* [Task directions]
Write out each line of the material again, word for word.
start Dataset entries
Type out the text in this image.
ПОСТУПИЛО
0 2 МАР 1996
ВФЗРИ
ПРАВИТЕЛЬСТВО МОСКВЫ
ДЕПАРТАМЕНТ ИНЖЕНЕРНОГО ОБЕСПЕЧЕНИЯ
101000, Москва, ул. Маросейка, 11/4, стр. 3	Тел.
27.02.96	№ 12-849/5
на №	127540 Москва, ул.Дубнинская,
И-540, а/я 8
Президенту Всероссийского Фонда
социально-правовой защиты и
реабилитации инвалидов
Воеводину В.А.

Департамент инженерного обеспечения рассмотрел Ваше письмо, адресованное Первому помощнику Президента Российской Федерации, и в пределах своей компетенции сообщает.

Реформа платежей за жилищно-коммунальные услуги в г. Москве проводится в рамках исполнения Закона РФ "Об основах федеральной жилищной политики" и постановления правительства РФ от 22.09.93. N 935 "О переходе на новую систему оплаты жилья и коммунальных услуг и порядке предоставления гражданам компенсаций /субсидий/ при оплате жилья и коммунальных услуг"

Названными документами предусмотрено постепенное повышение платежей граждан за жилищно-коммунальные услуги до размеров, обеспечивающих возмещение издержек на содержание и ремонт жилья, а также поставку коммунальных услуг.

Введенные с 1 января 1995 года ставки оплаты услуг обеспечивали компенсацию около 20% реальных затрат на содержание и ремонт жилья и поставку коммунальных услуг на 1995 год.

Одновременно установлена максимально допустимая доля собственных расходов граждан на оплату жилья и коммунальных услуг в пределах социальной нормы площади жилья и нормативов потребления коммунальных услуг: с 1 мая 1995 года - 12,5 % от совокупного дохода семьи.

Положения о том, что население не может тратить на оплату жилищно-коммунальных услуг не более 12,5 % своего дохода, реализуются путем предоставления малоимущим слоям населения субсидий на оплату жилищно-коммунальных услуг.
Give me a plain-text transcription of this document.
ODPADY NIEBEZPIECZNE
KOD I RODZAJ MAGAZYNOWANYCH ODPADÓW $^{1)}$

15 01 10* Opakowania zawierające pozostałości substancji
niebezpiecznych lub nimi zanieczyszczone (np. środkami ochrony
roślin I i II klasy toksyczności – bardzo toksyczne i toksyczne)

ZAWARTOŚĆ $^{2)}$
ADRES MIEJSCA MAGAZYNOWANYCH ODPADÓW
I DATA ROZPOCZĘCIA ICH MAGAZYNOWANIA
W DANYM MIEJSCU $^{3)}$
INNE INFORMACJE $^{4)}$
end Dataset entries
* [Response to this task]
Type out the text in this image.
ПОСТУПИЛО
0 2 МАР 1996
ВФЗРИ
ПРАВИТЕЛЬСТВО МОСКВЫ
ДЕПАРТАМЕНТ ИНЖЕНЕРНОГО ОБЕСПЕЧЕНИЯ
101000, Москва, ул. Маросейка, 11/4, стр. 3	Тел.
27.02.96	№ 12-849/5
на №	127540 Москва, ул.Дубнинская,
И-540, а/я 8
Президенту Всероссийского Фонда
социально-правовой защиты и
реабилитации инвалидов
Воеводину В.А.

Департамент инженерного обеспечения рассмотрел Ваше письмо, адресованное Первому помощнику Президента Российской Федерации, и в пределах своей компетенции сообщает.

Реформа платежей за жилищно-коммунальные услуги в г. Москве проводится в рамках исполнения Закона РФ "Об основах федеральной жилищной политики" и постановления правительства РФ от 22.09.93. N 935 "О переходе на новую систему оплаты жилья и коммунальных услуг и порядке предоставления гражданам компенсаций /субсидий/ при оплате жилья и коммунальных услуг"

Названными документами предусмотрено постепенное повышение платежей граждан за жилищно-коммунальные услуги до размеров, обеспечивающих возмещение издержек на содержание и ремонт жилья, а также поставку коммунальных услуг.

Введенные с 1 января 1995 года ставки оплаты услуг обеспечивали компенсацию около 20% реальных затрат на содержание и ремонт жилья и поставку коммунальных услуг на 1995 год.

Одновременно установлена максимально допустимая доля собственных расходов граждан на оплату жилья и коммунальных услуг в пределах социальной нормы площади жилья и нормативов потребления коммунальных услуг: с 1 мая 1995 года - 12,5 % от совокупного дохода семьи.

Положения о том, что население не может тратить на оплату жилищно-коммунальных услуг не более 12,5 % своего дохода, реализуются путем предоставления малоимущим слоям населения субсидий на оплату жилищно-коммунальных услуг.
Give me a plain-text transcription of this document.
ODPADY NIEBEZPIECZNE
KOD I RODZAJ MAGAZYNOWANYCH ODPADÓW $^{1)}$

15 01 10* Opakowania zawierające pozostałości substancji
niebezpiecznych lub nimi zanieczyszczone (np. środkami ochrony
roślin I i II klasy toksyczności – bardzo toksyczne i toksyczne)

ZAWARTOŚĆ $^{2)}$
ADRES MIEJSCA MAGAZYNOWANYCH ODPADÓW
I DATA ROZPOCZĘCIA ICH MAGAZYNOWANIA
W DANYM MIEJSCU $^{3)}$
INNE INFORMACJE $^{4)}$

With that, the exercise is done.